Records from a dataset:
....

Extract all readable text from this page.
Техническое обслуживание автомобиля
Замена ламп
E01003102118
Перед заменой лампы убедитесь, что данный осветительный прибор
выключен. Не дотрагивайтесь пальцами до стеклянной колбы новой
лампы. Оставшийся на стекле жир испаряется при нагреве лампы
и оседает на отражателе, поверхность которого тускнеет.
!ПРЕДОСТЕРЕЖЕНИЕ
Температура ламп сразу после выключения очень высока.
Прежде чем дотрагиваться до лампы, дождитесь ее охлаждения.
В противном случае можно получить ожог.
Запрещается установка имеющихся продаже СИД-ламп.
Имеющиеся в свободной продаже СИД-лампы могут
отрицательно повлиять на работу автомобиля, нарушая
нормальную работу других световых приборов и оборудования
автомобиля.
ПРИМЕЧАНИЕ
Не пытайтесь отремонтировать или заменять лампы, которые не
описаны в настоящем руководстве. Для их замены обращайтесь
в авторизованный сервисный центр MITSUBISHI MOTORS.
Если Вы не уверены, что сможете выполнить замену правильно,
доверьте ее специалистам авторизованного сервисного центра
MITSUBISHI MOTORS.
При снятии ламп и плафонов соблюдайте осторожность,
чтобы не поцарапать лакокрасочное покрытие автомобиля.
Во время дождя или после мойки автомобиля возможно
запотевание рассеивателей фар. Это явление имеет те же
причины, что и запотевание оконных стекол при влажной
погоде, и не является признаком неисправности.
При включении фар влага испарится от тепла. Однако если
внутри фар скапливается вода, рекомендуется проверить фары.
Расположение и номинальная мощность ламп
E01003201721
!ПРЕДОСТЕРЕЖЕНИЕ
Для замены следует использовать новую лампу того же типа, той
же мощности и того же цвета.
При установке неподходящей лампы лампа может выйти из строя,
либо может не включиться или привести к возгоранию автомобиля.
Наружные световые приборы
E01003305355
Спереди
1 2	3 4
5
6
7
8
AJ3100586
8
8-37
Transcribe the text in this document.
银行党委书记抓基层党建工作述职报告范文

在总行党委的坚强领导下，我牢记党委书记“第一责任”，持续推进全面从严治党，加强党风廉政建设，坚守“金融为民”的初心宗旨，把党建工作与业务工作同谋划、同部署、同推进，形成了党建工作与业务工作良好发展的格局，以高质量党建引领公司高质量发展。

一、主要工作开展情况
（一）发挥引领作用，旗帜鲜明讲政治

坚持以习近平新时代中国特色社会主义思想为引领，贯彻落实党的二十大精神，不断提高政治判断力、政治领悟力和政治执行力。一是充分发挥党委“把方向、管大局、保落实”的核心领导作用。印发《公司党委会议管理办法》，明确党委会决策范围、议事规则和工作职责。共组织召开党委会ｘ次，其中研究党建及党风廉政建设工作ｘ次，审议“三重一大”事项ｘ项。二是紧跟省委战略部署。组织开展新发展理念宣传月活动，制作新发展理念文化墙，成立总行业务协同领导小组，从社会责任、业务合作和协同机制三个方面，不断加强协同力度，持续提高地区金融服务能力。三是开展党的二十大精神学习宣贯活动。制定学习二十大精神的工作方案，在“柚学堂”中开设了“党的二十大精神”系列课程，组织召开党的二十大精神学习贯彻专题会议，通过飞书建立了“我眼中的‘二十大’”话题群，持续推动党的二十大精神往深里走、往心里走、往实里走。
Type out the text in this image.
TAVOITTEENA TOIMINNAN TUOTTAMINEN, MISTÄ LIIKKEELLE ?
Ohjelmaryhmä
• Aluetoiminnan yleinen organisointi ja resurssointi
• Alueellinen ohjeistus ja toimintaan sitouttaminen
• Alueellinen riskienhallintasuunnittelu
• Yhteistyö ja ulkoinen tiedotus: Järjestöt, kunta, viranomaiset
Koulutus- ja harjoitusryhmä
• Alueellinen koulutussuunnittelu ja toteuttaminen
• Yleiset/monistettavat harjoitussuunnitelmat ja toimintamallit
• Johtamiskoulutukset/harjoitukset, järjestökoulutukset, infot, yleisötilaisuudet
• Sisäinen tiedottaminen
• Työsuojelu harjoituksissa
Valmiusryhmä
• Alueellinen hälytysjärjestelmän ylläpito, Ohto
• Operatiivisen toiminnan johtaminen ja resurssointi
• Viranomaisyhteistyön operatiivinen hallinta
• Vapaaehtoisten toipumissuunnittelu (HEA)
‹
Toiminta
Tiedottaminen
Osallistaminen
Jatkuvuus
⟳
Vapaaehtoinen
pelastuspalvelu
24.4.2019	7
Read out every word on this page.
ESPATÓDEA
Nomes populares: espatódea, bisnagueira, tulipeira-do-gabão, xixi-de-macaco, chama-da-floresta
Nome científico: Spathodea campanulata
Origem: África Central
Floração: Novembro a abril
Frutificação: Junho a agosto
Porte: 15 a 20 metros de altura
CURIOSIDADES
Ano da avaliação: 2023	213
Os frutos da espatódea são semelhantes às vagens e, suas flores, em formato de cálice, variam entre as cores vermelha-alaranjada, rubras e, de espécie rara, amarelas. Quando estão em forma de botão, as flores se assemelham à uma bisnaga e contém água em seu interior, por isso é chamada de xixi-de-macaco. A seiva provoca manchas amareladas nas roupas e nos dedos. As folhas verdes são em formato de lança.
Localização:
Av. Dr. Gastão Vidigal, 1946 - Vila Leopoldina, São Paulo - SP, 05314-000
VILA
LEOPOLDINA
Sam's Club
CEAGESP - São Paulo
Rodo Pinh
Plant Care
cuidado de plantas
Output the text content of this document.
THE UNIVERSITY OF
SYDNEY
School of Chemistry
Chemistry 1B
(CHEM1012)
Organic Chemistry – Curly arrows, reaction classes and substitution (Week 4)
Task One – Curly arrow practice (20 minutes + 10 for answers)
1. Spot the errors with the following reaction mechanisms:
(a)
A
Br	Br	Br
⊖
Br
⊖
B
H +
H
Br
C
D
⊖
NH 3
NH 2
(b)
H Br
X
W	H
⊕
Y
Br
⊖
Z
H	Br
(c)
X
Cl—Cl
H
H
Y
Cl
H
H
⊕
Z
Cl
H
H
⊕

....

(OBJECTIVE): Copy all the entries verbatim.

(THE RESULT):
Extract all readable text from this page.
Техническое обслуживание автомобиля
Замена ламп
E01003102118
Перед заменой лампы убедитесь, что данный осветительный прибор
выключен. Не дотрагивайтесь пальцами до стеклянной колбы новой
лампы. Оставшийся на стекле жир испаряется при нагреве лампы
и оседает на отражателе, поверхность которого тускнеет.
!ПРЕДОСТЕРЕЖЕНИЕ
Температура ламп сразу после выключения очень высока.
Прежде чем дотрагиваться до лампы, дождитесь ее охлаждения.
В противном случае можно получить ожог.
Запрещается установка имеющихся продаже СИД-ламп.
Имеющиеся в свободной продаже СИД-лампы могут
отрицательно повлиять на работу автомобиля, нарушая
нормальную работу других световых приборов и оборудования
автомобиля.
ПРИМЕЧАНИЕ
Не пытайтесь отремонтировать или заменять лампы, которые не
описаны в настоящем руководстве. Для их замены обращайтесь
в авторизованный сервисный центр MITSUBISHI MOTORS.
Если Вы не уверены, что сможете выполнить замену правильно,
доверьте ее специалистам авторизованного сервисного центра
MITSUBISHI MOTORS.
При снятии ламп и плафонов соблюдайте осторожность,
чтобы не поцарапать лакокрасочное покрытие автомобиля.
Во время дождя или после мойки автомобиля возможно
запотевание рассеивателей фар. Это явление имеет те же
причины, что и запотевание оконных стекол при влажной
погоде, и не является признаком неисправности.
При включении фар влага испарится от тепла. Однако если
внутри фар скапливается вода, рекомендуется проверить фары.
Расположение и номинальная мощность ламп
E01003201721
!ПРЕДОСТЕРЕЖЕНИЕ
Для замены следует использовать новую лампу того же типа, той
же мощности и того же цвета.
При установке неподходящей лампы лампа может выйти из строя,
либо может не включиться или привести к возгоранию автомобиля.
Наружные световые приборы
E01003305355
Спереди
1 2	3 4
5
6
7
8
AJ3100586
8
8-37
Transcribe the text in this document.
银行党委书记抓基层党建工作述职报告范文

在总行党委的坚强领导下，我牢记党委书记“第一责任”，持续推进全面从严治党，加强党风廉政建设，坚守“金融为民”的初心宗旨，把党建工作与业务工作同谋划、同部署、同推进，形成了党建工作与业务工作良好发展的格局，以高质量党建引领公司高质量发展。

一、主要工作开展情况
（一）发挥引领作用，旗帜鲜明讲政治

坚持以习近平新时代中国特色社会主义思想为引领，贯彻落实党的二十大精神，不断提高政治判断力、政治领悟力和政治执行力。一是充分发挥党委“把方向、管大局、保落实”的核心领导作用。印发《公司党委会议管理办法》，明确党委会决策范围、议事规则和工作职责。共组织召开党委会ｘ次，其中研究党建及党风廉政建设工作ｘ次，审议“三重一大”事项ｘ项。二是紧跟省委战略部署。组织开展新发展理念宣传月活动，制作新发展理念文化墙，成立总行业务协同领导小组，从社会责任、业务合作和协同机制三个方面，不断加强协同力度，持续提高地区金融服务能力。三是开展党的二十大精神学习宣贯活动。制定学习二十大精神的工作方案，在“柚学堂”中开设了“党的二十大精神”系列课程，组织召开党的二十大精神学习贯彻专题会议，通过飞书建立了“我眼中的‘二十大’”话题群，持续推动党的二十大精神往深里走、往心里走、往实里走。
Type out the text in this image.
TAVOITTEENA TOIMINNAN TUOTTAMINEN, MISTÄ LIIKKEELLE ?
Ohjelmaryhmä
• Aluetoiminnan yleinen organisointi ja resurssointi
• Alueellinen ohjeistus ja toimintaan sitouttaminen
• Alueellinen riskienhallintasuunnittelu
• Yhteistyö ja ulkoinen tiedotus: Järjestöt, kunta, viranomaiset
Koulutus- ja harjoitusryhmä
• Alueellinen koulutussuunnittelu ja toteuttaminen
• Yleiset/monistettavat harjoitussuunnitelmat ja toimintamallit
• Johtamiskoulutukset/harjoitukset, järjestökoulutukset, infot, yleisötilaisuudet
• Sisäinen tiedottaminen
• Työsuojelu harjoituksissa
Valmiusryhmä
• Alueellinen hälytysjärjestelmän ylläpito, Ohto
• Operatiivisen toiminnan johtaminen ja resurssointi
• Viranomaisyhteistyön operatiivinen hallinta
• Vapaaehtoisten toipumissuunnittelu (HEA)
‹
Toiminta
Tiedottaminen
Osallistaminen
Jatkuvuus
⟳
Vapaaehtoinen
pelastuspalvelu
24.4.2019	7
Read out every word on this page.
ESPATÓDEA
Nomes populares: espatódea, bisnagueira, tulipeira-do-gabão, xixi-de-macaco, chama-da-floresta
Nome científico: Spathodea campanulata
Origem: África Central
Floração: Novembro a abril
Frutificação: Junho a agosto
Porte: 15 a 20 metros de altura
CURIOSIDADES
Ano da avaliação: 2023	213
Os frutos da espatódea são semelhantes às vagens e, suas flores, em formato de cálice, variam entre as cores vermelha-alaranjada, rubras e, de espécie rara, amarelas. Quando estão em forma de botão, as flores se assemelham à uma bisnaga e contém água em seu interior, por isso é chamada de xixi-de-macaco. A seiva provoca manchas amareladas nas roupas e nos dedos. As folhas verdes são em formato de lança.
Localização:
Av. Dr. Gastão Vidigal, 1946 - Vila Leopoldina, São Paulo - SP, 05314-000
VILA
LEOPOLDINA
Sam's Club
CEAGESP - São Paulo
Rodo Pinh
Plant Care
cuidado de plantas
Output the text content of this document.
THE UNIVERSITY OF
SYDNEY
School of Chemistry
Chemistry 1B
(CHEM1012)
Organic Chemistry – Curly arrows, reaction classes and substitution (Week 4)
Task One – Curly arrow practice (20 minutes + 10 for answers)
1. Spot the errors with the following reaction mechanisms:
(a)
A
Br	Br	Br
⊖
Br
⊖
B
H +
H
Br
C
D
⊖
NH 3
NH 2
(b)
H Br
X
W	H
⊕
Y
Br
⊖
Z
H	Br
(c)
X
Cl—Cl
H
H
Y
Cl
H
H
⊕
Z
Cl
H
H
⊕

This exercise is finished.